--- START ---

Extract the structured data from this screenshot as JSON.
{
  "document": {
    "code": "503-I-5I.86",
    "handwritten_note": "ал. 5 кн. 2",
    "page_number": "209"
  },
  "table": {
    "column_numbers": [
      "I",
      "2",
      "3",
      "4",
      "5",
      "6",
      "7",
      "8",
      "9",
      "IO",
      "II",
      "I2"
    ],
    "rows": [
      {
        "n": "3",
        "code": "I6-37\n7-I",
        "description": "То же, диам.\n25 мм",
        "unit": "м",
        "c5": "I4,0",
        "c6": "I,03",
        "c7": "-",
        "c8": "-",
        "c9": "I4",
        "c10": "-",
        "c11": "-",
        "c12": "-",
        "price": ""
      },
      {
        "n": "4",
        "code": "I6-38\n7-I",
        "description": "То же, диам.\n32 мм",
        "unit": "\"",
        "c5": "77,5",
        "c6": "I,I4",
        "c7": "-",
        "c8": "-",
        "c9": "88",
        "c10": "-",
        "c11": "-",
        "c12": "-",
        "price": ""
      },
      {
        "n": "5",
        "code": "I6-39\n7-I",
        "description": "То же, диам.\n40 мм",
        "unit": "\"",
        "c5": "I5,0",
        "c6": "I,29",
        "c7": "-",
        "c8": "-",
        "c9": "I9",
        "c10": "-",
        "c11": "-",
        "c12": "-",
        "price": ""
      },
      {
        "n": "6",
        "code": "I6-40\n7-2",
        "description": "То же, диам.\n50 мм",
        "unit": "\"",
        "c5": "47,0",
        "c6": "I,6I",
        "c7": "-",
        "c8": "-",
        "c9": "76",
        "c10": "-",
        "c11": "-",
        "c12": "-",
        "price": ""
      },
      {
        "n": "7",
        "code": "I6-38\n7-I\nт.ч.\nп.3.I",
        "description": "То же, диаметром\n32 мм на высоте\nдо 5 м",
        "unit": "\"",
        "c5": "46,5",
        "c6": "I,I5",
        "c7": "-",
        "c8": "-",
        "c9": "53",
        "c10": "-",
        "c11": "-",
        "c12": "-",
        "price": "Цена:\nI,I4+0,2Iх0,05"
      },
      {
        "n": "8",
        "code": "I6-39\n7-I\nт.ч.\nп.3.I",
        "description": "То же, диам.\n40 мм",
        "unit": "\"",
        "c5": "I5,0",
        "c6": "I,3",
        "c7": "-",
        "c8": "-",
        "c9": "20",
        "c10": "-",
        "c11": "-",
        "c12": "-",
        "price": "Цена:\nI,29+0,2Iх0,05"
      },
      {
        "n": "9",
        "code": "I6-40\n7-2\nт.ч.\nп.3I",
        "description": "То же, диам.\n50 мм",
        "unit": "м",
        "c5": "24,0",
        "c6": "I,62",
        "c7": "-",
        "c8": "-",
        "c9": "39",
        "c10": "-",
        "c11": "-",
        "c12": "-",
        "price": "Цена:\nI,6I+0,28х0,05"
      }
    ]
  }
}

--- END ---

**WHAT TO WORK ON:** State only the number of lines in these entries that contain "Цена".

**EXERCISE SOLUTION:** 3